### SUPPLIED MATERIAL

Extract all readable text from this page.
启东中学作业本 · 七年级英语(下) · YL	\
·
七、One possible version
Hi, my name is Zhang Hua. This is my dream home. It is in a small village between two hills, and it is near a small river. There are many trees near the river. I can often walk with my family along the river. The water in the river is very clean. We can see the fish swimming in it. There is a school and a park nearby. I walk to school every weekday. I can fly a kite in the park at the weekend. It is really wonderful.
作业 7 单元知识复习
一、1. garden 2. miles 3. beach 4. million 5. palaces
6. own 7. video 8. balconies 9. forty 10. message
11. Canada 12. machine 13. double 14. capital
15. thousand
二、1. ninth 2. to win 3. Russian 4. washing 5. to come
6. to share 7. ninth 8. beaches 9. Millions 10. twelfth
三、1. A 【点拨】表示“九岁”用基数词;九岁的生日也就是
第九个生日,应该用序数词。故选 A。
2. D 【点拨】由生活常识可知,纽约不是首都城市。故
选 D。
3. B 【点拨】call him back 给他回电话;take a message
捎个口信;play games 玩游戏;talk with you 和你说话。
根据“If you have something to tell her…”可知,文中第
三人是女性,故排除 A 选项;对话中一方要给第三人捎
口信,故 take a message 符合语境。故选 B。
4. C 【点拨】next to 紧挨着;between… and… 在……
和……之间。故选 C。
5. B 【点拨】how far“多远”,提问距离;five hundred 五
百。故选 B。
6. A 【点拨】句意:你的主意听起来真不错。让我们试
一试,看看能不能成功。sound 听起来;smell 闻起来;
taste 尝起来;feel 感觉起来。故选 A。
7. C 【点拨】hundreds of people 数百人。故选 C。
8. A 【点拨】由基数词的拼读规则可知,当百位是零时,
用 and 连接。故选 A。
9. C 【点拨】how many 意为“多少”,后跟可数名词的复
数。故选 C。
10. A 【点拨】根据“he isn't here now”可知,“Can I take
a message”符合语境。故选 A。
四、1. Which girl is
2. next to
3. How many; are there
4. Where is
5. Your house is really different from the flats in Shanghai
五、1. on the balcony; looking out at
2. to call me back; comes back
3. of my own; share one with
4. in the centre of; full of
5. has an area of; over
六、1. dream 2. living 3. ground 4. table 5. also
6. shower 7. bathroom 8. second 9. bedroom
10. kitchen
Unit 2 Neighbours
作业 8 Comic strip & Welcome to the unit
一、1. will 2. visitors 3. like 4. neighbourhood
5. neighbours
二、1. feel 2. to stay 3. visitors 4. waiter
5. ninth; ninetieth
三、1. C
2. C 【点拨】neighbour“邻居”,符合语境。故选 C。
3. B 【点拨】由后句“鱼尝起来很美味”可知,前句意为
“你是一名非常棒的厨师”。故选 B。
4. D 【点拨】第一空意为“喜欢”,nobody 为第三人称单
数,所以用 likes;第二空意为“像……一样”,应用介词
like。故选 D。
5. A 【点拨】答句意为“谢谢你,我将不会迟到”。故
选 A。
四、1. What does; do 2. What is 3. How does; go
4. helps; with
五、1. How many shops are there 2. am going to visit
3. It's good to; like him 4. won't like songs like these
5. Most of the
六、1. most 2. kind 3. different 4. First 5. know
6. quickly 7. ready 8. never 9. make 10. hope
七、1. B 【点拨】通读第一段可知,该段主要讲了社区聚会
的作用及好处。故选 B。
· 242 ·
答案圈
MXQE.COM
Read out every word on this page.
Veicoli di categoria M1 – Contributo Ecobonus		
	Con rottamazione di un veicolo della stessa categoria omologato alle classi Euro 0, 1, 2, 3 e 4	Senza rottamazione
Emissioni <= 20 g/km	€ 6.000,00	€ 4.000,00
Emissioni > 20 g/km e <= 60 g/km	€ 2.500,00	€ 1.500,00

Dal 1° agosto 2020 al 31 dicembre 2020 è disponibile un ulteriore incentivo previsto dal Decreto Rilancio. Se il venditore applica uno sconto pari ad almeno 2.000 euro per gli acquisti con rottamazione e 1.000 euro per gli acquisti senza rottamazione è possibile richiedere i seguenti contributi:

######

- [DO THIS]:
Write the entries again, exactly as they stand.

- [OUTPUT]:
Extract all readable text from this page.
启东中学作业本 · 七年级英语(下) · YL	\
·
七、One possible version
Hi, my name is Zhang Hua. This is my dream home. It is in a small village between two hills, and it is near a small river. There are many trees near the river. I can often walk with my family along the river. The water in the river is very clean. We can see the fish swimming in it. There is a school and a park nearby. I walk to school every weekday. I can fly a kite in the park at the weekend. It is really wonderful.
作业 7 单元知识复习
一、1. garden 2. miles 3. beach 4. million 5. palaces
6. own 7. video 8. balconies 9. forty 10. message
11. Canada 12. machine 13. double 14. capital
15. thousand
二、1. ninth 2. to win 3. Russian 4. washing 5. to come
6. to share 7. ninth 8. beaches 9. Millions 10. twelfth
三、1. A 【点拨】表示“九岁”用基数词;九岁的生日也就是
第九个生日,应该用序数词。故选 A。
2. D 【点拨】由生活常识可知,纽约不是首都城市。故
选 D。
3. B 【点拨】call him back 给他回电话;take a message
捎个口信;play games 玩游戏;talk with you 和你说话。
根据“If you have something to tell her…”可知,文中第
三人是女性,故排除 A 选项;对话中一方要给第三人捎
口信,故 take a message 符合语境。故选 B。
4. C 【点拨】next to 紧挨着;between… and… 在……
和……之间。故选 C。
5. B 【点拨】how far“多远”,提问距离;five hundred 五
百。故选 B。
6. A 【点拨】句意:你的主意听起来真不错。让我们试
一试,看看能不能成功。sound 听起来;smell 闻起来;
taste 尝起来;feel 感觉起来。故选 A。
7. C 【点拨】hundreds of people 数百人。故选 C。
8. A 【点拨】由基数词的拼读规则可知,当百位是零时,
用 and 连接。故选 A。
9. C 【点拨】how many 意为“多少”,后跟可数名词的复
数。故选 C。
10. A 【点拨】根据“he isn't here now”可知,“Can I take
a message”符合语境。故选 A。
四、1. Which girl is
2. next to
3. How many; are there
4. Where is
5. Your house is really different from the flats in Shanghai
五、1. on the balcony; looking out at
2. to call me back; comes back
3. of my own; share one with
4. in the centre of; full of
5. has an area of; over
六、1. dream 2. living 3. ground 4. table 5. also
6. shower 7. bathroom 8. second 9. bedroom
10. kitchen
Unit 2 Neighbours
作业 8 Comic strip & Welcome to the unit
一、1. will 2. visitors 3. like 4. neighbourhood
5. neighbours
二、1. feel 2. to stay 3. visitors 4. waiter
5. ninth; ninetieth
三、1. C
2. C 【点拨】neighbour“邻居”,符合语境。故选 C。
3. B 【点拨】由后句“鱼尝起来很美味”可知,前句意为
“你是一名非常棒的厨师”。故选 B。
4. D 【点拨】第一空意为“喜欢”,nobody 为第三人称单
数,所以用 likes;第二空意为“像……一样”,应用介词
like。故选 D。
5. A 【点拨】答句意为“谢谢你,我将不会迟到”。故
选 A。
四、1. What does; do 2. What is 3. How does; go
4. helps; with
五、1. How many shops are there 2. am going to visit
3. It's good to; like him 4. won't like songs like these
5. Most of the
六、1. most 2. kind 3. different 4. First 5. know
6. quickly 7. ready 8. never 9. make 10. hope
七、1. B 【点拨】通读第一段可知,该段主要讲了社区聚会
的作用及好处。故选 B。
· 242 ·
答案圈
MXQE.COM
Read out every word on this page.
Veicoli di categoria M1 – Contributo Ecobonus		
	Con rottamazione di un veicolo della stessa categoria omologato alle classi Euro 0, 1, 2, 3 e 4	Senza rottamazione
Emissioni <= 20 g/km	€ 6.000,00	€ 4.000,00
Emissioni > 20 g/km e <= 60 g/km	€ 2.500,00	€ 1.500,00

Dal 1° agosto 2020 al 31 dicembre 2020 è disponibile un ulteriore incentivo previsto dal Decreto Rilancio. Se il venditore applica uno sconto pari ad almeno 2.000 euro per gli acquisti con rottamazione e 1.000 euro per gli acquisti senza rottamazione è possibile richiedere i seguenti contributi:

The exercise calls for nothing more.